*GIVEN PROBLEM*: Transcribe every entry word for word, but skip the images.

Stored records
## BEGIN
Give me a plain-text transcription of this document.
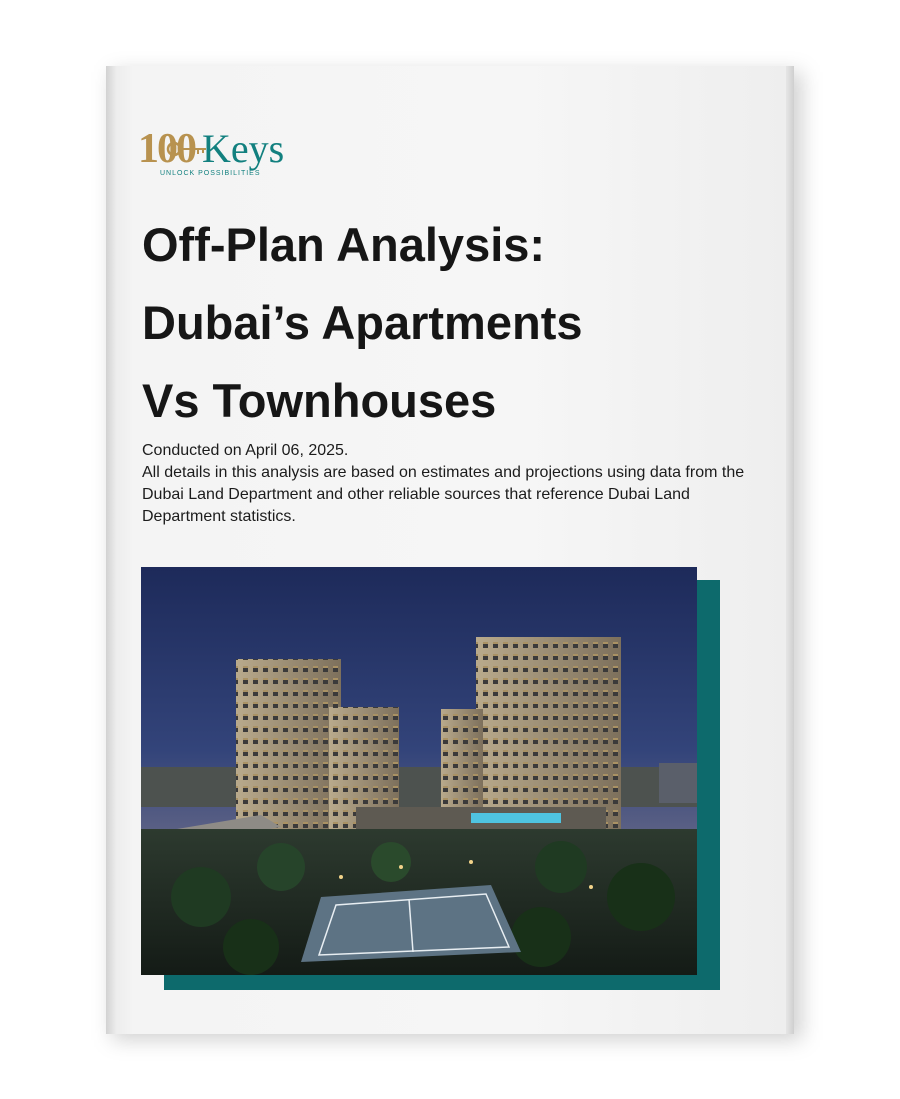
100 Keys
UNLOCK POSSIBILITIES
Off-Plan Analysis:
Dubai’s Apartments
Vs Townhouses

Conducted on April 06, 2025.

All details in this analysis are based on estimates and projections using data from the Dubai Land Department and other reliable sources that reference Dubai Land Department statistics.
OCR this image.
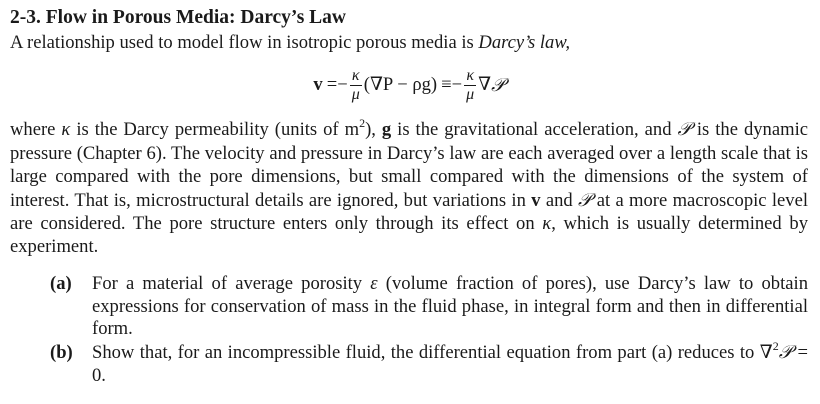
2-3. Flow in Porous Media: Darcy’s Law

A relationship used to model flow in isotropic porous media is Darcy’s law,

v = − $\frac{\kappa}{\mu} (\nabla P - \rho g)$ ≡ − $\frac{\kappa}{\mu}$ ∇ 𝒫

where κ is the Darcy permeability (units of $m^2$), g is the gravitational acceleration, and 𝒫 is the dynamic pressure (Chapter 6). The velocity and pressure in Darcy’s law are each averaged over a length scale that is large compared with the pore dimensions, but small compared with the dimensions of the system of interest. That is, microstructural details are ignored, but variations in v and 𝒫 at a more macroscopic level are considered. The pore structure enters only through its effect on κ, which is usually determined by experiment.

(a) For a material of average porosity ε (volume fraction of pores), use Darcy’s law to obtain expressions for conservation of mass in the fluid phase, in integral form and then in differential form.
(b) Show that, for an incompressible fluid, the differential equation from part (a) reduces to ∇$^2$𝒫 = 0.
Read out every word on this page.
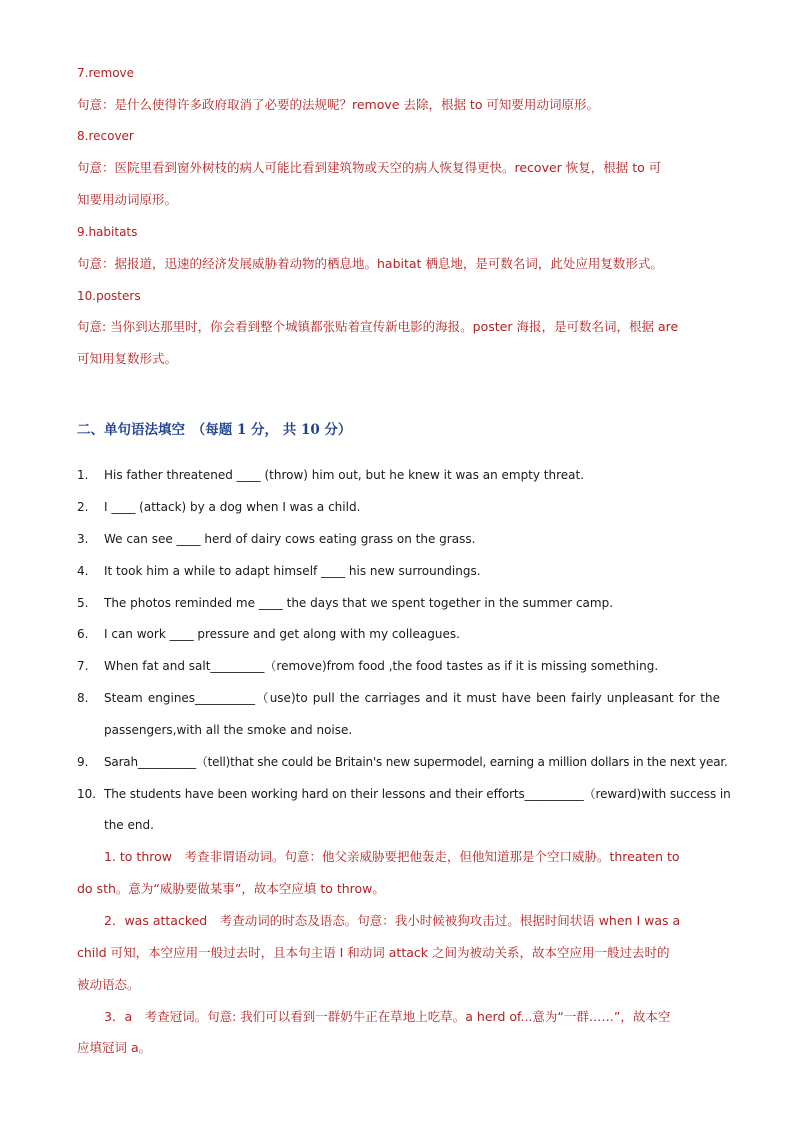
7.remove
句意：是什么使得许多政府取消了必要的法规呢？remove 去除，根据 to 可知要用动词原形。
8.recover
句意：医院里看到窗外树枝的病人可能比看到建筑物或天空的病人恢复得更快。recover 恢复，根据 to 可
知要用动词原形。
9.habitats
句意：据报道，迅速的经济发展威胁着动物的栖息地。habitat 栖息地，是可数名词，此处应用复数形式。
10.posters
句意: 当你到达那里时，你会看到整个城镇都张贴着宣传新电影的海报。poster 海报，是可数名词，根据 are
可知用复数形式。
二、单句语法填空　（每题 1 分， 共 10 分）
1. His father threatened ____ (throw) him out, but he knew it was an empty threat.
2. I ____ (attack) by a dog when I was a child.
3. We can see ____ herd of dairy cows eating grass on the grass.
4. It took him a while to adapt himself ____ his new surroundings.
5. The photos reminded me ____ the days that we spent together in the summer camp.
6. I can work ____ pressure and get along with my colleagues.
7. When fat and salt_________（remove)from food ,the food tastes as if it is missing something.
8. Steam engines__________（use)to pull the carriages and it must have been fairly unpleasant for the
passengers,with all the smoke and noise.
9. Sarah__________（tell)that she could be Britain's new supermodel, earning a million dollars in the next year.
10. The students have been working hard on their lessons and their efforts__________（reward)with success in
the end.
1. to throw　考查非谓语动词。句意：他父亲威胁要把他轰走，但他知道那是个空口威胁。threaten to
do sth。意为“威胁要做某事”，故本空应填 to throw。
2．was attacked　考查动词的时态及语态。句意：我小时候被狗攻击过。根据时间状语 when I was a
child 可知，本空应用一般过去时，且本句主语 I 和动词 attack 之间为被动关系，故本空应用一般过去时的
被动语态。
3．a　考查冠词。句意: 我们可以看到一群奶牛正在草地上吃草。a herd of...意为“一群……”，故本空
应填冠词 a。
## END
*EXPECTED ANSWER*:
Give me a plain-text transcription of this document.
100 Keys
UNLOCK POSSIBILITIES
Off-Plan Analysis:
Dubai’s Apartments
Vs Townhouses

Conducted on April 06, 2025.

All details in this analysis are based on estimates and projections using data from the Dubai Land Department and other reliable sources that reference Dubai Land Department statistics.
OCR this image.
2-3. Flow in Porous Media: Darcy’s Law

A relationship used to model flow in isotropic porous media is Darcy’s law,

v = − $\frac{\kappa}{\mu} (\nabla P - \rho g)$ ≡ − $\frac{\kappa}{\mu}$ ∇ 𝒫

where κ is the Darcy permeability (units of $m^2$), g is the gravitational acceleration, and 𝒫 is the dynamic pressure (Chapter 6). The velocity and pressure in Darcy’s law are each averaged over a length scale that is large compared with the pore dimensions, but small compared with the dimensions of the system of interest. That is, microstructural details are ignored, but variations in v and 𝒫 at a more macroscopic level are considered. The pore structure enters only through its effect on κ, which is usually determined by experiment.

(a) For a material of average porosity ε (volume fraction of pores), use Darcy’s law to obtain expressions for conservation of mass in the fluid phase, in integral form and then in differential form.
(b) Show that, for an incompressible fluid, the differential equation from part (a) reduces to ∇$^2$𝒫 = 0.
Read out every word on this page.
7.remove
句意：是什么使得许多政府取消了必要的法规呢？remove 去除，根据 to 可知要用动词原形。
8.recover
句意：医院里看到窗外树枝的病人可能比看到建筑物或天空的病人恢复得更快。recover 恢复，根据 to 可
知要用动词原形。
9.habitats
句意：据报道，迅速的经济发展威胁着动物的栖息地。habitat 栖息地，是可数名词，此处应用复数形式。
10.posters
句意: 当你到达那里时，你会看到整个城镇都张贴着宣传新电影的海报。poster 海报，是可数名词，根据 are
可知用复数形式。
二、单句语法填空　（每题 1 分， 共 10 分）
1. His father threatened ____ (throw) him out, but he knew it was an empty threat.
2. I ____ (attack) by a dog when I was a child.
3. We can see ____ herd of dairy cows eating grass on the grass.
4. It took him a while to adapt himself ____ his new surroundings.
5. The photos reminded me ____ the days that we spent together in the summer camp.
6. I can work ____ pressure and get along with my colleagues.
7. When fat and salt_________（remove)from food ,the food tastes as if it is missing something.
8. Steam engines__________（use)to pull the carriages and it must have been fairly unpleasant for the
passengers,with all the smoke and noise.
9. Sarah__________（tell)that she could be Britain's new supermodel, earning a million dollars in the next year.
10. The students have been working hard on their lessons and their efforts__________（reward)with success in
the end.
1. to throw　考查非谓语动词。句意：他父亲威胁要把他轰走，但他知道那是个空口威胁。threaten to
do sth。意为“威胁要做某事”，故本空应填 to throw。
2．was attacked　考查动词的时态及语态。句意：我小时候被狗攻击过。根据时间状语 when I was a
child 可知，本空应用一般过去时，且本句主语 I 和动词 attack 之间为被动关系，故本空应用一般过去时的
被动语态。
3．a　考查冠词。句意: 我们可以看到一群奶牛正在草地上吃草。a herd of...意为“一群……”，故本空
应填冠词 a。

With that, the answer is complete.